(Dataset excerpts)
------------------------------------------------

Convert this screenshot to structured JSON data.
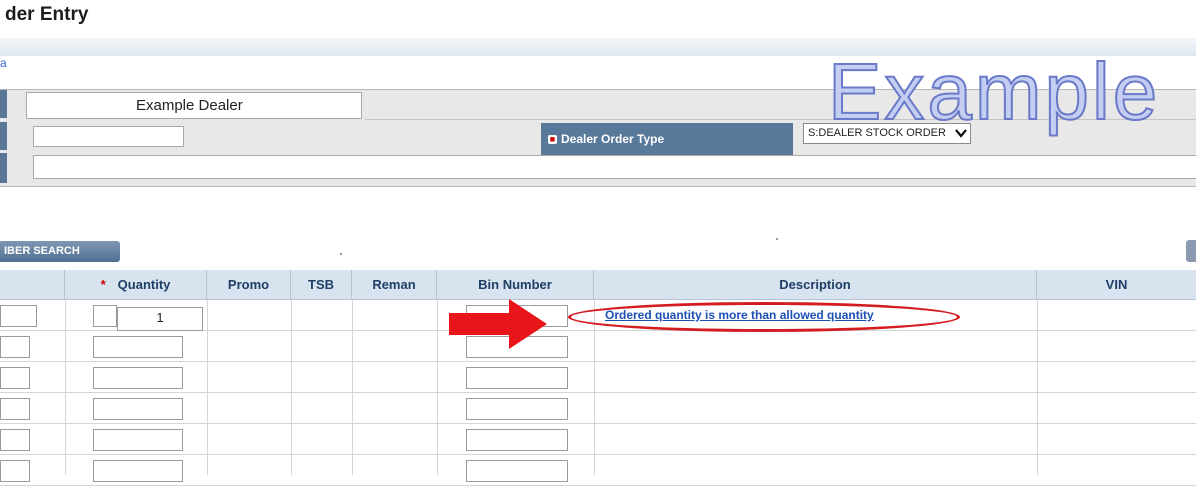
{
  "page": {
    "title": "der Entry"
  },
  "header": {
    "link_text": "a"
  },
  "watermark": {
    "text": "Example"
  },
  "form": {
    "dealer_name": "Example Dealer",
    "small_field_value": "",
    "order_type_label": "Dealer Order Type",
    "order_type_required_mark": "■",
    "order_type_value": "S:DEALER STOCK ORDER",
    "order_type_arrow": "❯",
    "wide_field_value": ""
  },
  "toolbar": {
    "search_label": "IBER SEARCH"
  },
  "grid": {
    "columns": [
      "Quantity",
      "Promo",
      "TSB",
      "Reman",
      "Bin Number",
      "Description",
      "VIN"
    ],
    "quantity_required_mark": "*",
    "rows": [
      {
        "quantity": "1",
        "description": "Ordered quantity is more than allowed quantity"
      },
      {
        "quantity": "",
        "description": ""
      },
      {
        "quantity": "",
        "description": ""
      },
      {
        "quantity": "",
        "description": ""
      },
      {
        "quantity": "",
        "description": ""
      },
      {
        "quantity": "",
        "description": ""
      }
    ]
  },
  "annotations": {
    "arrow_color": "#e8161a",
    "circle_color": "#d31c22"
  },
  "colors": {
    "label_bg": "#58799a",
    "header_bg": "#d8e3f0",
    "header_text": "#1f3f66",
    "link": "#1b4fb5"
  }
}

------------------------------------------------

# Your goal
Print the listing above in full, exactly as written. Omit any pictures.

# Exercise response
Convert this screenshot to structured JSON data.
{
  "page": {
    "title": "der Entry"
  },
  "header": {
    "link_text": "a"
  },
  "watermark": {
    "text": "Example"
  },
  "form": {
    "dealer_name": "Example Dealer",
    "small_field_value": "",
    "order_type_label": "Dealer Order Type",
    "order_type_required_mark": "■",
    "order_type_value": "S:DEALER STOCK ORDER",
    "order_type_arrow": "❯",
    "wide_field_value": ""
  },
  "toolbar": {
    "search_label": "IBER SEARCH"
  },
  "grid": {
    "columns": [
      "Quantity",
      "Promo",
      "TSB",
      "Reman",
      "Bin Number",
      "Description",
      "VIN"
    ],
    "quantity_required_mark": "*",
    "rows": [
      {
        "quantity": "1",
        "description": "Ordered quantity is more than allowed quantity"
      },
      {
        "quantity": "",
        "description": ""
      },
      {
        "quantity": "",
        "description": ""
      },
      {
        "quantity": "",
        "description": ""
      },
      {
        "quantity": "",
        "description": ""
      },
      {
        "quantity": "",
        "description": ""
      }
    ]
  },
  "annotations": {
    "arrow_color": "#e8161a",
    "circle_color": "#d31c22"
  },
  "colors": {
    "label_bg": "#58799a",
    "header_bg": "#d8e3f0",
    "header_text": "#1f3f66",
    "link": "#1b4fb5"
  }
}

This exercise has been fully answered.